▶ [WRITTEN EXERCISE 1]
Please write out the dataset records lines starting at the line containing "table-row: 武学常识 200" and ending at the line containing "table-row: 耍刀 56", copying them exactly and including both of those lines.

▶ [EXCERPT]
begin
By Lance Pollard


2010-08-24 22:22:33 8 Comments

I just want to create a regular expression out of any possible string.

var usersString = "Hello?!*`~World()[]";
var expression = new RegExp(RegExp.escape(usersString))
var matches = "Hello".match(expression);

Is there a built in method for that? If not, what do people use? Ruby has RegExp.escape. I don't feel like I'd need to write my own, there's gotta be something standard out there. Thanks!

14 comments

@user557597 2019-09-18 01:40:57

There has only ever been and ever will be 12 meta characters that need to be escaped
to be considered a literal.

Doesn't matter what is done with the escaped string, inserted into a balanced
regex wrapper, appended, doesn't matter.

Do a string replace using this

var escaped_string = oldstring.replace( /[\\^$.|?*+()[{]/g, '\\$&' );

@Thomasleveil 2019-10-05 23:36:12

what about ]?
end
▶ [WRITTEN EXERCISE 2]
In the regex escaping thread, which language does the asker say has RegExp.escape?

(Dataset records)
begin
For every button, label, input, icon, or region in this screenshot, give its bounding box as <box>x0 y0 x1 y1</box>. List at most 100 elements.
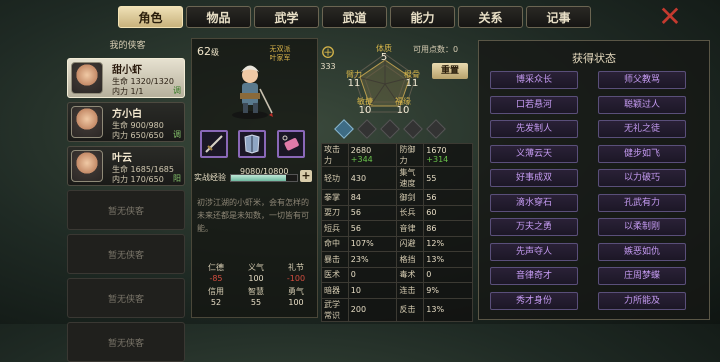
table-row: 武学常识 200 反击 13% <box>321 297 473 322</box>
gem-slot-icon[interactable] <box>357 119 377 139</box>
table-row: 医术 0 毒术 0 <box>321 266 473 283</box>
close-icon[interactable]: ✕ <box>657 3 683 31</box>
stat-name: 连击 <box>396 282 425 299</box>
stat-value: 86 <box>423 220 473 237</box>
gem-slot-icon[interactable] <box>334 119 354 139</box>
status-panel-title: 获得状态 <box>572 52 616 65</box>
table-row: 暗器 10 连击 9% <box>321 282 473 299</box>
table-row: 耍刀 56 长兵 60 <box>321 204 473 221</box>
attr-fuyuan: 福缘 10 <box>395 97 411 116</box>
table-row: 暴击 23% 格挡 13% <box>321 251 473 268</box>
add-exp-button[interactable]: + <box>300 170 312 182</box>
tab-1[interactable]: 物品 <box>186 6 251 28</box>
status-skill[interactable]: 好事成双 <box>490 169 578 187</box>
level-label: 62级 <box>197 45 219 58</box>
tab-0[interactable]: 角色 <box>118 6 183 28</box>
rank-mark-value: 333 <box>320 62 336 71</box>
status-skill[interactable]: 音律奇才 <box>490 267 578 285</box>
stat-value: 430 <box>347 166 398 190</box>
stat-name: 攻击力 <box>321 143 349 167</box>
stat-name: 命中 <box>321 235 349 252</box>
character-description: 初涉江湖的小虾米，会有怎样的未来还都是未知数，一切皆有可能。 <box>197 198 309 233</box>
empty-hero-slot: 暂无侠客 <box>67 190 185 230</box>
stat-value: 13% <box>423 297 473 322</box>
empty-hero-slot: 暂无侠客 <box>67 278 185 318</box>
tab-6[interactable]: 记事 <box>526 6 591 28</box>
tab-4[interactable]: 能力 <box>390 6 455 28</box>
status-skill[interactable]: 以柔制刚 <box>598 218 686 236</box>
stat-name: 防御力 <box>396 143 425 167</box>
stat-name: 短兵 <box>321 220 349 237</box>
stat-value: 56 <box>347 220 398 237</box>
stat-value: 1670 +314 <box>423 143 473 167</box>
empty-hero-slot: 暂无侠客 <box>67 322 185 362</box>
status-skill[interactable]: 健步如飞 <box>598 144 686 163</box>
tab-3[interactable]: 武道 <box>322 6 387 28</box>
table-row: 攻击力 2680 +344 防御力 1670 +314 <box>321 143 473 167</box>
hero-name: 方小白 <box>112 109 142 120</box>
attr-biili: 臂力 11 <box>346 70 362 89</box>
stat-value: 13% <box>423 251 473 268</box>
armor-slot-icon[interactable] <box>238 130 266 158</box>
stat-value: 23% <box>347 251 398 268</box>
stat-name: 长兵 <box>396 204 425 221</box>
tab-5[interactable]: 关系 <box>458 6 523 28</box>
status-skill[interactable]: 力所能及 <box>598 291 686 310</box>
status-skill[interactable]: 口若悬河 <box>490 95 578 114</box>
hero-mp: 内力 650/650 <box>112 131 164 140</box>
stat-value: 84 <box>347 189 398 206</box>
hero-card[interactable]: 方小白 生命 900/980 内力 650/650 调 <box>67 102 185 142</box>
virtue-stat: 信用 52 <box>208 287 224 307</box>
weapon-slot-icon[interactable] <box>200 130 228 158</box>
character-sprite <box>232 65 273 119</box>
attr-minjie: 敏捷 10 <box>357 97 373 116</box>
gem-slot-icon[interactable] <box>403 119 423 139</box>
gem-slot-icon[interactable] <box>426 119 446 139</box>
virtue-stat: 勇气 100 <box>288 287 304 307</box>
hero-mp: 内力 1/1 <box>112 87 144 96</box>
hero-name: 甜小虾 <box>112 65 142 76</box>
stat-name: 武学常识 <box>321 297 349 322</box>
avatar <box>71 150 103 182</box>
hero-name: 叶云 <box>112 153 132 164</box>
empty-hero-slot: 暂无侠客 <box>67 234 185 274</box>
status-skill[interactable]: 庄周梦蝶 <box>598 267 686 285</box>
status-skill[interactable]: 聪颖过人 <box>598 95 686 114</box>
stat-name: 格挡 <box>396 251 425 268</box>
status-skill[interactable]: 孔武有力 <box>598 193 686 212</box>
status-skill[interactable]: 无礼之徒 <box>598 120 686 138</box>
status-skill[interactable]: 师父教骂 <box>598 71 686 89</box>
gem-slot-icon[interactable] <box>380 119 400 139</box>
attr-gengu: 根骨 11 <box>404 70 420 89</box>
exp-bar-fill <box>231 175 287 181</box>
stat-name: 音律 <box>396 220 425 237</box>
status-skill[interactable]: 万夫之勇 <box>490 218 578 236</box>
stat-value: 56 <box>347 204 398 221</box>
hero-card[interactable]: 叶云 生命 1685/1685 内力 170/650 阳 <box>67 146 185 186</box>
tab-2[interactable]: 武学 <box>254 6 319 28</box>
status-skill[interactable]: 博采众长 <box>490 71 578 89</box>
virtue-stat: 仁德 -85 <box>208 263 224 283</box>
stat-value: 2680 +344 <box>347 143 398 167</box>
stat-value: 60 <box>423 204 473 221</box>
status-skill[interactable]: 秀才身份 <box>490 291 578 310</box>
status-skill[interactable]: 滴水穿石 <box>490 193 578 212</box>
reset-button[interactable]: 重置 <box>432 63 468 79</box>
stat-name: 集气速度 <box>396 166 425 190</box>
accessory-slot-icon[interactable] <box>277 130 305 158</box>
hero-card[interactable]: 甜小虾 生命 1320/1320 内力 1/1 调 <box>67 58 185 98</box>
rank-mark: 333 <box>317 46 339 71</box>
status-skill[interactable]: 义薄云天 <box>490 144 578 163</box>
stat-name: 耍刀 <box>321 204 349 221</box>
table-row: 短兵 56 音律 86 <box>321 220 473 237</box>
status-skill[interactable]: 先声夺人 <box>490 242 578 261</box>
hero-list-title: 我的侠客 <box>109 41 146 51</box>
table-row: 命中 107% 闪避 12% <box>321 235 473 252</box>
hero-tag: 阳 <box>173 174 181 183</box>
hero-mp: 内力 170/650 <box>112 175 164 184</box>
avatar <box>71 106 103 138</box>
status-skill[interactable]: 嫉恶如仇 <box>598 242 686 261</box>
status-skill[interactable]: 先发制人 <box>490 120 578 138</box>
stat-value: 10 <box>347 282 398 299</box>
status-skill[interactable]: 以力破巧 <box>598 169 686 187</box>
end
▶ [RIGHT ANSWER 1]
table-row: 武学常识 200 反击 13% <box>321 297 473 322</box>
gem-slot-icon[interactable] <box>357 119 377 139</box>
table-row: 医术 0 毒术 0 <box>321 266 473 283</box>
close-icon[interactable]: ✕ <box>657 3 683 31</box>
stat-name: 连击 <box>396 282 425 299</box>
stat-value: 86 <box>423 220 473 237</box>
gem-slot-icon[interactable] <box>334 119 354 139</box>
status-panel-title: 获得状态 <box>572 52 616 65</box>
table-row: 暗器 10 连击 9% <box>321 282 473 299</box>
table-row: 耍刀 56 长兵 60 <box>321 204 473 221</box>

▶ [RIGHT ANSWER 2]
Ruby